■ **To do**
Restate the entries below verbatim.

■ **Records excerpted from a collection**

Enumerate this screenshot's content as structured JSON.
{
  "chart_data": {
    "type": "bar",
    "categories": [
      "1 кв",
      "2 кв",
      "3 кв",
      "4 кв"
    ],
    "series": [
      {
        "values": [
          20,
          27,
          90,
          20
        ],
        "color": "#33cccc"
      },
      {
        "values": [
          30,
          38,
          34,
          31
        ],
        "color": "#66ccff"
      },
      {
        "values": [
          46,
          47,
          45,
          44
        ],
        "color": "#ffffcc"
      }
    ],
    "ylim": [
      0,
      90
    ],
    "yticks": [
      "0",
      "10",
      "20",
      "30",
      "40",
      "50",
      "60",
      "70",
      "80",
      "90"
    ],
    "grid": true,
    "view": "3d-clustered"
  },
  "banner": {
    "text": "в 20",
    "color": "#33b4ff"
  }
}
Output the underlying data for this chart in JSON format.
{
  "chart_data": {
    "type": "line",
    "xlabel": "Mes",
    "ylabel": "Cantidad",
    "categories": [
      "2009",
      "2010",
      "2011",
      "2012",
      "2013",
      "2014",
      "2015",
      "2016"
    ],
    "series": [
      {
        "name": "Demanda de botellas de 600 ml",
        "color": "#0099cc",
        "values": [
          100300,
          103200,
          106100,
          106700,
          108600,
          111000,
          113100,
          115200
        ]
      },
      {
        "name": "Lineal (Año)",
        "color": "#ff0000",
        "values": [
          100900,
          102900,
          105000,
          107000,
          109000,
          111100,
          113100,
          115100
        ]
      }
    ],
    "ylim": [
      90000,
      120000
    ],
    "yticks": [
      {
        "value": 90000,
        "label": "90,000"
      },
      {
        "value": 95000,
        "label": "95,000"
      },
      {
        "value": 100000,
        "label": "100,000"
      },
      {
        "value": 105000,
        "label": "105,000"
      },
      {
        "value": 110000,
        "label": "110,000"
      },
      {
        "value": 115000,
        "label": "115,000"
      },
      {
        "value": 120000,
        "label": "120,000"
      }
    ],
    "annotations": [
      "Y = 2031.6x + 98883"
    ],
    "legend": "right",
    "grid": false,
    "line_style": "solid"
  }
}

■ **Answer to this exercise**
Enumerate this screenshot's content as structured JSON.
{
  "chart_data": {
    "type": "bar",
    "categories": [
      "1 кв",
      "2 кв",
      "3 кв",
      "4 кв"
    ],
    "series": [
      {
        "values": [
          20,
          27,
          90,
          20
        ],
        "color": "#33cccc"
      },
      {
        "values": [
          30,
          38,
          34,
          31
        ],
        "color": "#66ccff"
      },
      {
        "values": [
          46,
          47,
          45,
          44
        ],
        "color": "#ffffcc"
      }
    ],
    "ylim": [
      0,
      90
    ],
    "yticks": [
      "0",
      "10",
      "20",
      "30",
      "40",
      "50",
      "60",
      "70",
      "80",
      "90"
    ],
    "grid": true,
    "view": "3d-clustered"
  },
  "banner": {
    "text": "в 20",
    "color": "#33b4ff"
  }
}
Output the underlying data for this chart in JSON format.
{
  "chart_data": {
    "type": "line",
    "xlabel": "Mes",
    "ylabel": "Cantidad",
    "categories": [
      "2009",
      "2010",
      "2011",
      "2012",
      "2013",
      "2014",
      "2015",
      "2016"
    ],
    "series": [
      {
        "name": "Demanda de botellas de 600 ml",
        "color": "#0099cc",
        "values": [
          100300,
          103200,
          106100,
          106700,
          108600,
          111000,
          113100,
          115200
        ]
      },
      {
        "name": "Lineal (Año)",
        "color": "#ff0000",
        "values": [
          100900,
          102900,
          105000,
          107000,
          109000,
          111100,
          113100,
          115100
        ]
      }
    ],
    "ylim": [
      90000,
      120000
    ],
    "yticks": [
      {
        "value": 90000,
        "label": "90,000"
      },
      {
        "value": 95000,
        "label": "95,000"
      },
      {
        "value": 100000,
        "label": "100,000"
      },
      {
        "value": 105000,
        "label": "105,000"
      },
      {
        "value": 110000,
        "label": "110,000"
      },
      {
        "value": 115000,
        "label": "115,000"
      },
      {
        "value": 120000,
        "label": "120,000"
      }
    ],
    "annotations": [
      "Y = 2031.6x + 98883"
    ],
    "legend": "right",
    "grid": false,
    "line_style": "solid"
  }
}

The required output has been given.